(Figure dataset records)
----
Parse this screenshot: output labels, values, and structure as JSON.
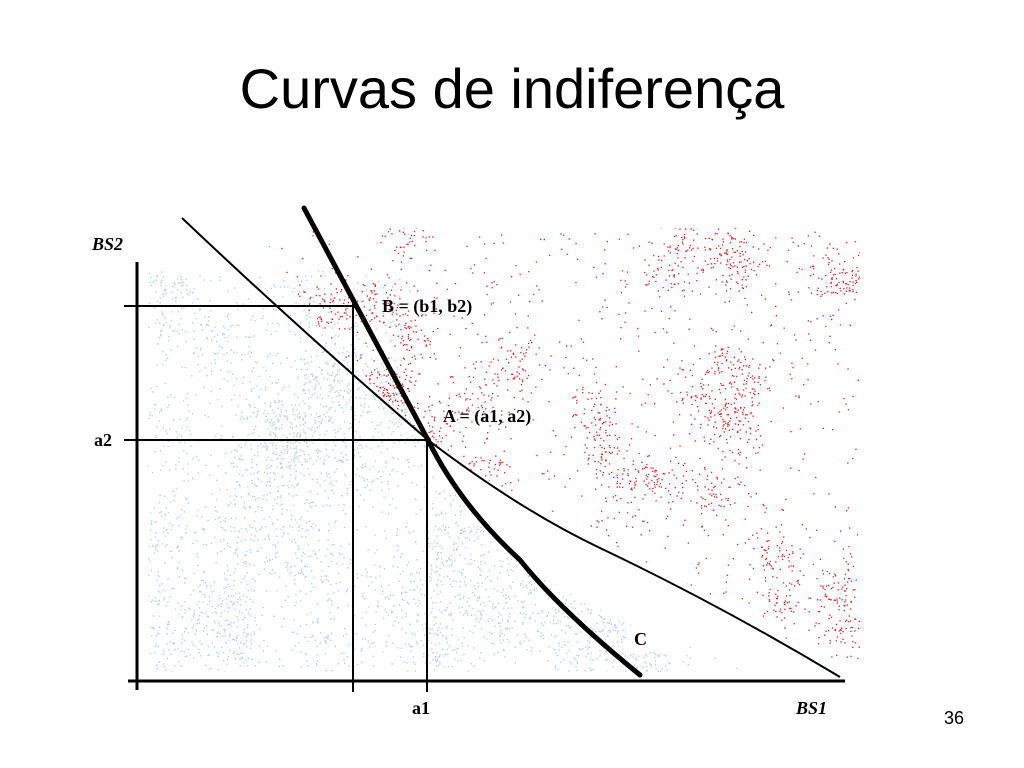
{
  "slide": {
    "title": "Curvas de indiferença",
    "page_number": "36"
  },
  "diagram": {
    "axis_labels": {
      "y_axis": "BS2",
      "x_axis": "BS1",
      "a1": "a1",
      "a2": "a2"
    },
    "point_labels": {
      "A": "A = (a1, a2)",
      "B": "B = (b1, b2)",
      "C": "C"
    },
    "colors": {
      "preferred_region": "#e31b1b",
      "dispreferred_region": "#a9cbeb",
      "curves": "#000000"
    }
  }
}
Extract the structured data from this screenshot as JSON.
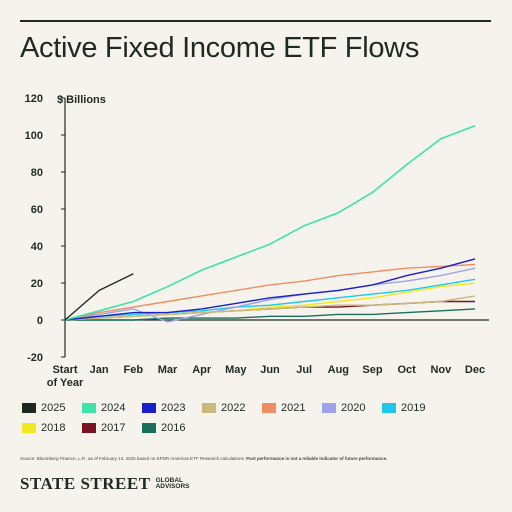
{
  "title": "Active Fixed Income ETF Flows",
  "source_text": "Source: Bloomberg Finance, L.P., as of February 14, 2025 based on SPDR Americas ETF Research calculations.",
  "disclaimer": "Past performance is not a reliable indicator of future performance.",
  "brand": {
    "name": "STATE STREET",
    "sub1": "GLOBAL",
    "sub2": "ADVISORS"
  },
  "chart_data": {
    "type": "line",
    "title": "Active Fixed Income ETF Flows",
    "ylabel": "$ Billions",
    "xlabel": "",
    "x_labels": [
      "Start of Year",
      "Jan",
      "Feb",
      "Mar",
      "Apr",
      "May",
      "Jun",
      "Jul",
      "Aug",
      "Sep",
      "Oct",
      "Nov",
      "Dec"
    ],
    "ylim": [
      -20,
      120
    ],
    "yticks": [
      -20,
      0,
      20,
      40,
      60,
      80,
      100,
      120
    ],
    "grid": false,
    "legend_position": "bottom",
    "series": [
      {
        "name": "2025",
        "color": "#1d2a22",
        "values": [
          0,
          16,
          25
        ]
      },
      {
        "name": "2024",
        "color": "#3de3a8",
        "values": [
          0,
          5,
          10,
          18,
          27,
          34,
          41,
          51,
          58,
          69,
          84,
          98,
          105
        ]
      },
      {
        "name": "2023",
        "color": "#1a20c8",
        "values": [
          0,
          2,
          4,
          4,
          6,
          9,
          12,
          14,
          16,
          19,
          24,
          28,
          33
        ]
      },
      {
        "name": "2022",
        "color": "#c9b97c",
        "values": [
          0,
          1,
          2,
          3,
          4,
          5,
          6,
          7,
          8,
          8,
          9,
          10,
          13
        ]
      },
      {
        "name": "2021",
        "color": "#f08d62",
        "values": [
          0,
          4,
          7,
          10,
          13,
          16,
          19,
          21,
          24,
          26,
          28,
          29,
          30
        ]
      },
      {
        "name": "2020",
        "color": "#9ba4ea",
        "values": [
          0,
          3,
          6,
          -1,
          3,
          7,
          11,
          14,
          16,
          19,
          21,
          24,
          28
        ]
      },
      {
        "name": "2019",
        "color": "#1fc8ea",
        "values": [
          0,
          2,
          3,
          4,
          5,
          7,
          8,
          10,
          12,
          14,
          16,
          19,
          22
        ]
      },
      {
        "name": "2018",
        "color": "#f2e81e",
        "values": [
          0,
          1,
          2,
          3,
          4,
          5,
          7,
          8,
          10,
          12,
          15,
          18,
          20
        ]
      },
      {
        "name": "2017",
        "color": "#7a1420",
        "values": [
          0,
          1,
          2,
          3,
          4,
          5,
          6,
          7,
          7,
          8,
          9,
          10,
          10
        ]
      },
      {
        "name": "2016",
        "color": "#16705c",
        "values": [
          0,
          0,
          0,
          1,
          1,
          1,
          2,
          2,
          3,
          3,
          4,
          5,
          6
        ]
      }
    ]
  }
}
----
# What you should do
Pull out each line of the listing that holds the string "this".

# Solution
Parse this screenshot: output labels, values, and structure as JSON.
Extract the structured data from this screenshot as JSON.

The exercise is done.